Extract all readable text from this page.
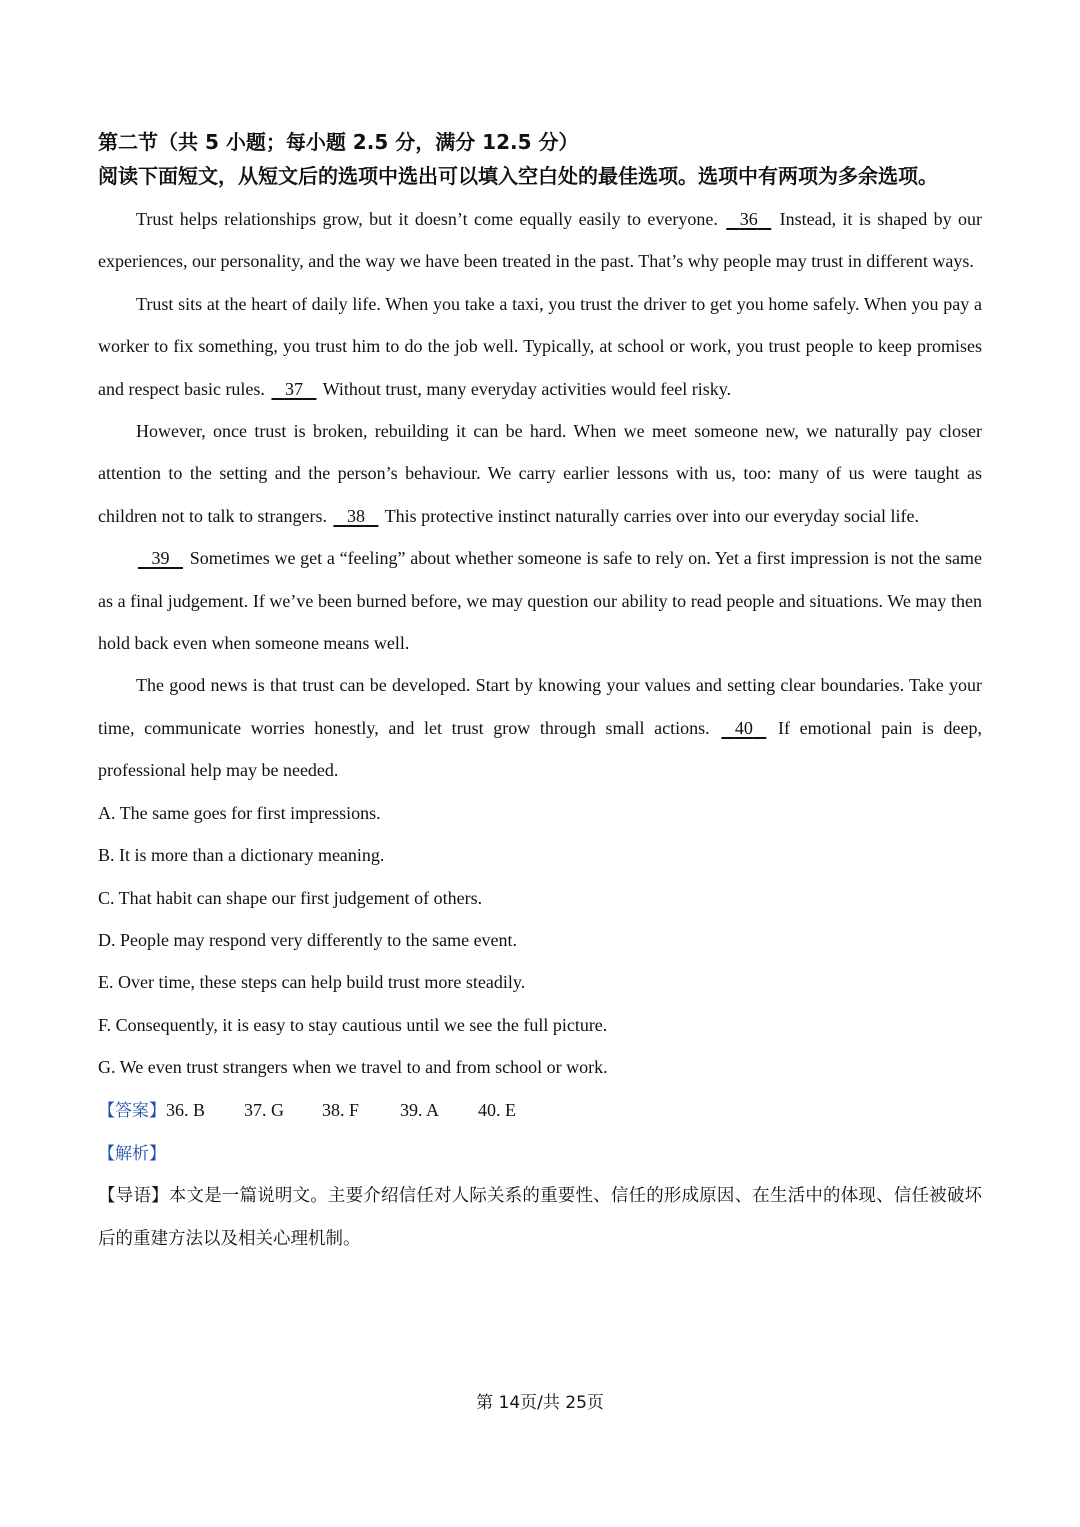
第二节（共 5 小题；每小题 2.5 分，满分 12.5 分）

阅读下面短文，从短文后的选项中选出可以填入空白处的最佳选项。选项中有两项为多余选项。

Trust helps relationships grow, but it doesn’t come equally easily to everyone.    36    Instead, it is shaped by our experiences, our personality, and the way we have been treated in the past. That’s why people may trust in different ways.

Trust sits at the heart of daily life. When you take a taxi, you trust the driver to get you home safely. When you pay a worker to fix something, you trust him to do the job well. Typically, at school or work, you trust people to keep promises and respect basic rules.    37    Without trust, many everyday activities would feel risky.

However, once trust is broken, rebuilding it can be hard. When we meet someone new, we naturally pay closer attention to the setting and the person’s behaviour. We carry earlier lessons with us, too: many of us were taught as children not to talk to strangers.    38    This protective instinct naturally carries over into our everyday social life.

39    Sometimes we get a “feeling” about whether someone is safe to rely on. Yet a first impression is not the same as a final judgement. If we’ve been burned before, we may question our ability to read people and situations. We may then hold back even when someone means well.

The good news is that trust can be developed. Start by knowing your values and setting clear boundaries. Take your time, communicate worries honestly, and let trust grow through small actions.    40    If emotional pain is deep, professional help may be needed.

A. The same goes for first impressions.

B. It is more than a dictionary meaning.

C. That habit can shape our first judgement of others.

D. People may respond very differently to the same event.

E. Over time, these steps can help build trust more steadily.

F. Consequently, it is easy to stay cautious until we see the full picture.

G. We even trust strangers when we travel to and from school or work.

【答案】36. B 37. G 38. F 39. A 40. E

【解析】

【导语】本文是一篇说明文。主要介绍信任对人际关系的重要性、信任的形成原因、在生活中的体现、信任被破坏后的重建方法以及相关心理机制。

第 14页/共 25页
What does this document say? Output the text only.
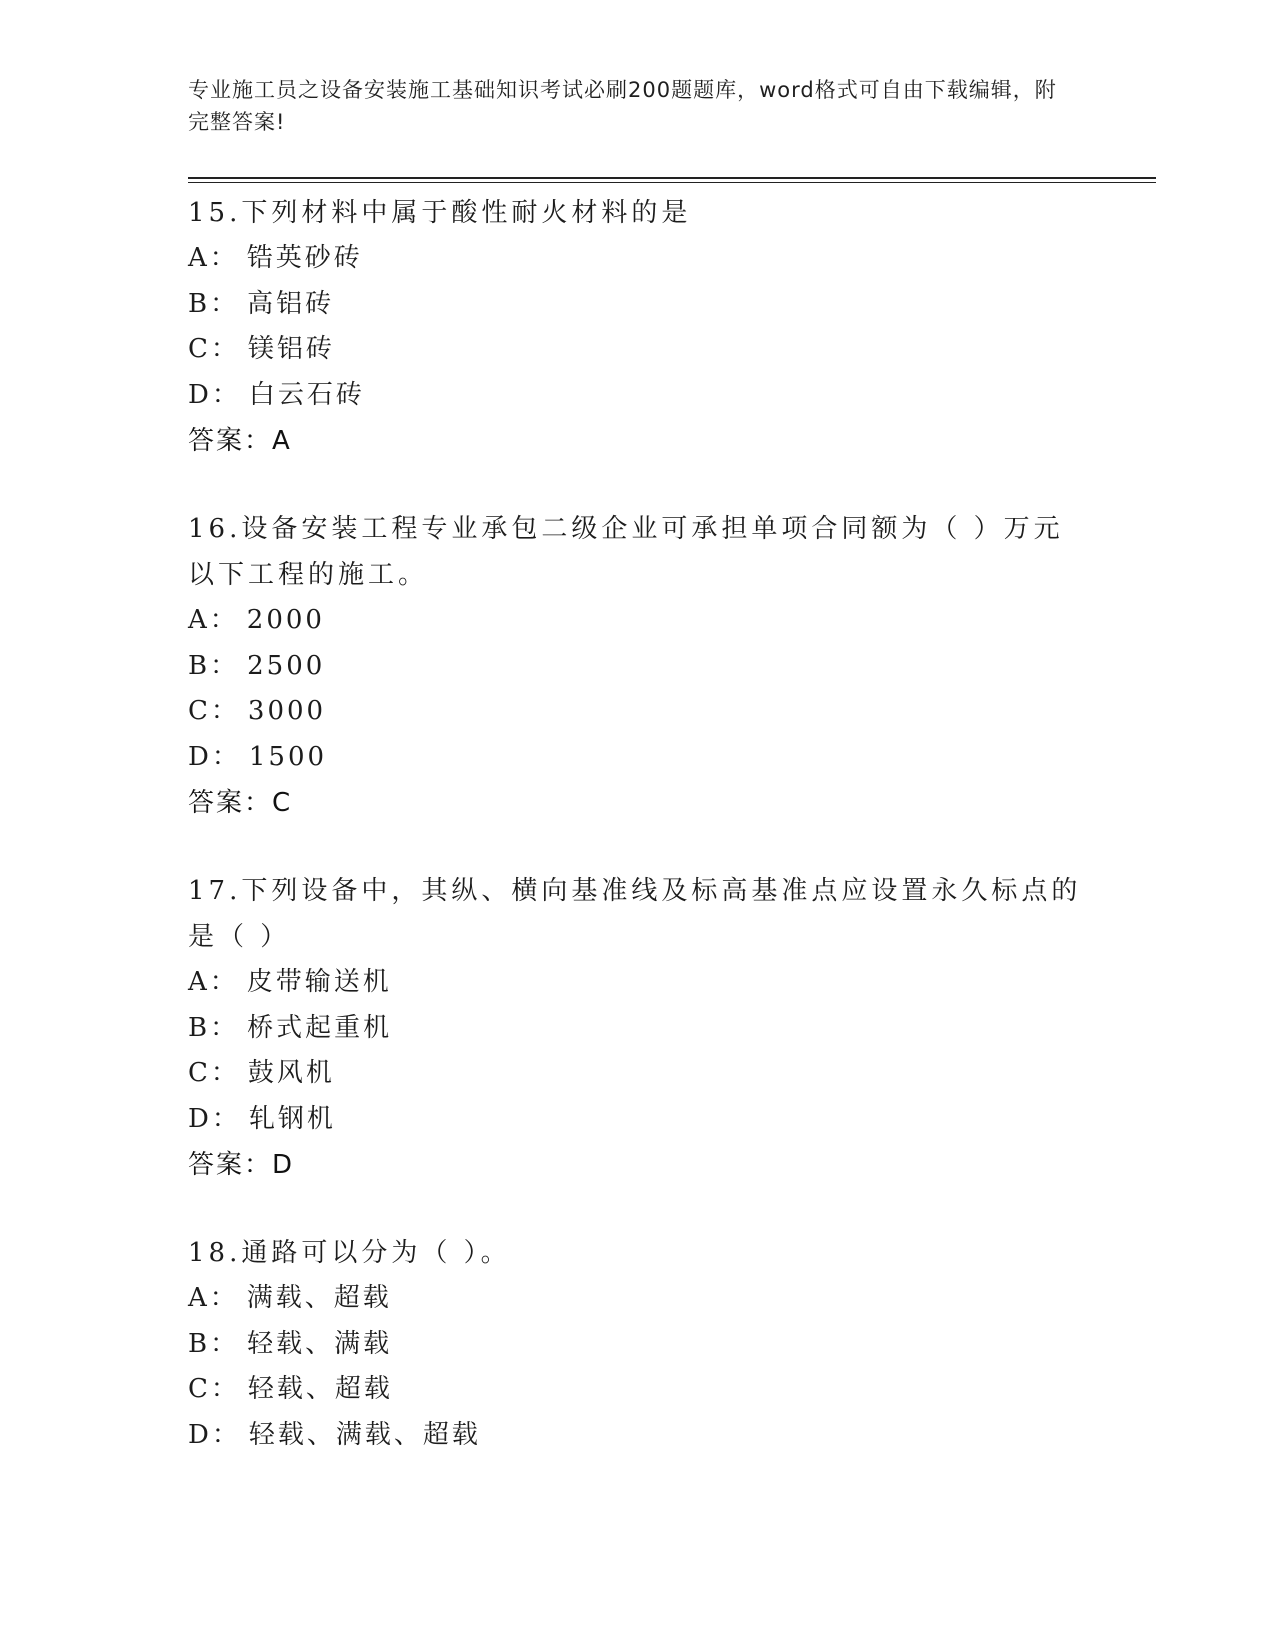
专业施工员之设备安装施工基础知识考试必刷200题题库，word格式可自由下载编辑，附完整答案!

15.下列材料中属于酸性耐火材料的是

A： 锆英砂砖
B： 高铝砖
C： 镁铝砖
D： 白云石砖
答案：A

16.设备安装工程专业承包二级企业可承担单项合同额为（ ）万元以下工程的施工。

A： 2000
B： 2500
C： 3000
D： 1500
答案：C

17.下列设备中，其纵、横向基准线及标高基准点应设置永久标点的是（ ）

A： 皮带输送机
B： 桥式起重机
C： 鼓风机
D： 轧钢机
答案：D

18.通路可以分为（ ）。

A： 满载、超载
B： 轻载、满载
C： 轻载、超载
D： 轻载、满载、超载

◆ **Exercise brief**: In the lines above, find each one with "many" and list it.

◆ **Output of the exercise**:
Trust sits at the heart of daily life. When you take a taxi, you trust the driver to get you home safely. When you pay a worker to fix something, you trust him to do the job well. Typically, at school or work, you trust people to keep promises and respect basic rules.    37    Without trust, many everyday activities would feel risky.
However, once trust is broken, rebuilding it can be hard. When we meet someone new, we naturally pay closer attention to the setting and the person’s behaviour. We carry earlier lessons with us, too: many of us were taught as children not to talk to strangers.    38    This protective instinct naturally carries over into our everyday social life.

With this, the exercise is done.